### SET TASK
Find how many lines in the data below include the word "customer", then write only that number.

### THE RECORDS
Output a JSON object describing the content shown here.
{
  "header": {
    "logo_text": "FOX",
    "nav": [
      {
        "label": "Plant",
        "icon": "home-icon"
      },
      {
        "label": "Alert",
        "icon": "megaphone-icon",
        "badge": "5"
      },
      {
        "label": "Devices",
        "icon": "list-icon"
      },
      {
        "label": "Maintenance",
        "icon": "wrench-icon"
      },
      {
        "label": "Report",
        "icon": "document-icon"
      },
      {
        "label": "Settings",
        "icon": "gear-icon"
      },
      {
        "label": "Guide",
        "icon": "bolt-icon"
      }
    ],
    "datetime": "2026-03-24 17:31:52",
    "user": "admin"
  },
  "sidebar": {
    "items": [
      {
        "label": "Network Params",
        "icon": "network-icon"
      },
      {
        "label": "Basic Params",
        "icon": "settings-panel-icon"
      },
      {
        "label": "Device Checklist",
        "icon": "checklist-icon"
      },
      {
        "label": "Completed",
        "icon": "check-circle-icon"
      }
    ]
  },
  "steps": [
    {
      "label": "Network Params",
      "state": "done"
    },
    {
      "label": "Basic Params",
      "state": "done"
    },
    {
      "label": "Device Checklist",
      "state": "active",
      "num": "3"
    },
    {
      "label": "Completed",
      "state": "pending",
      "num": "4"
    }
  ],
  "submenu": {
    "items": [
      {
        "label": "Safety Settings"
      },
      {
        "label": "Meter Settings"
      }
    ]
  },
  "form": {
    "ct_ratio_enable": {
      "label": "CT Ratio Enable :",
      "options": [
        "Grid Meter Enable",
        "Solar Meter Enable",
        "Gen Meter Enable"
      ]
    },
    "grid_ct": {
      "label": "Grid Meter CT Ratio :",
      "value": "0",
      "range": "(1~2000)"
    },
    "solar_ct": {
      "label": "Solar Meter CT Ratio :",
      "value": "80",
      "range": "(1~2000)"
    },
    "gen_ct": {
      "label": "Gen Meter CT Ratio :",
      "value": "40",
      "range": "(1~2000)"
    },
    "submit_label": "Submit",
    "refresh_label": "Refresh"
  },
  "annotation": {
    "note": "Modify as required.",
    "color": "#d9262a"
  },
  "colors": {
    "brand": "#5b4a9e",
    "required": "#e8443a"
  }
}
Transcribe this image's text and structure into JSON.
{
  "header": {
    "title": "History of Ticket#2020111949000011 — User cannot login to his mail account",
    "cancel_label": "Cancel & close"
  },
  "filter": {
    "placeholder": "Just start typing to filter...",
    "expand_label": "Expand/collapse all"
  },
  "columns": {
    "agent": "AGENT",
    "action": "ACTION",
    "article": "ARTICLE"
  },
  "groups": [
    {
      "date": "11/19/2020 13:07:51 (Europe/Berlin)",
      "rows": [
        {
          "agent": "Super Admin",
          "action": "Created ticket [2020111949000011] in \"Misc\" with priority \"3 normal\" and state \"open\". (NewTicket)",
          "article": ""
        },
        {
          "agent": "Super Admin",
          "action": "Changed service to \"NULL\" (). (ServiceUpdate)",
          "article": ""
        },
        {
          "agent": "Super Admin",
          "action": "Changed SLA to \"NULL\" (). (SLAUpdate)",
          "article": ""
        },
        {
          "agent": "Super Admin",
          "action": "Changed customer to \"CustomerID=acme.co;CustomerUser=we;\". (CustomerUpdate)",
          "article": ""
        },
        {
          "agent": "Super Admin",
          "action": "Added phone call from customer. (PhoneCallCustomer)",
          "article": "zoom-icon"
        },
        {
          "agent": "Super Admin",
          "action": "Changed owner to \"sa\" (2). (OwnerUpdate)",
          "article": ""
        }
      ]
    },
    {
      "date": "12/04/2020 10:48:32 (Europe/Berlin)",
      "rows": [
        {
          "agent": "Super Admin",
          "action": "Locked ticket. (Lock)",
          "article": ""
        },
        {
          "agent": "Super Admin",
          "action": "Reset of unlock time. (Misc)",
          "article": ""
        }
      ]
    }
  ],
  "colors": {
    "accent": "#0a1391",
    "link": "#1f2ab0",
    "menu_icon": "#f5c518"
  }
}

### RESULT
2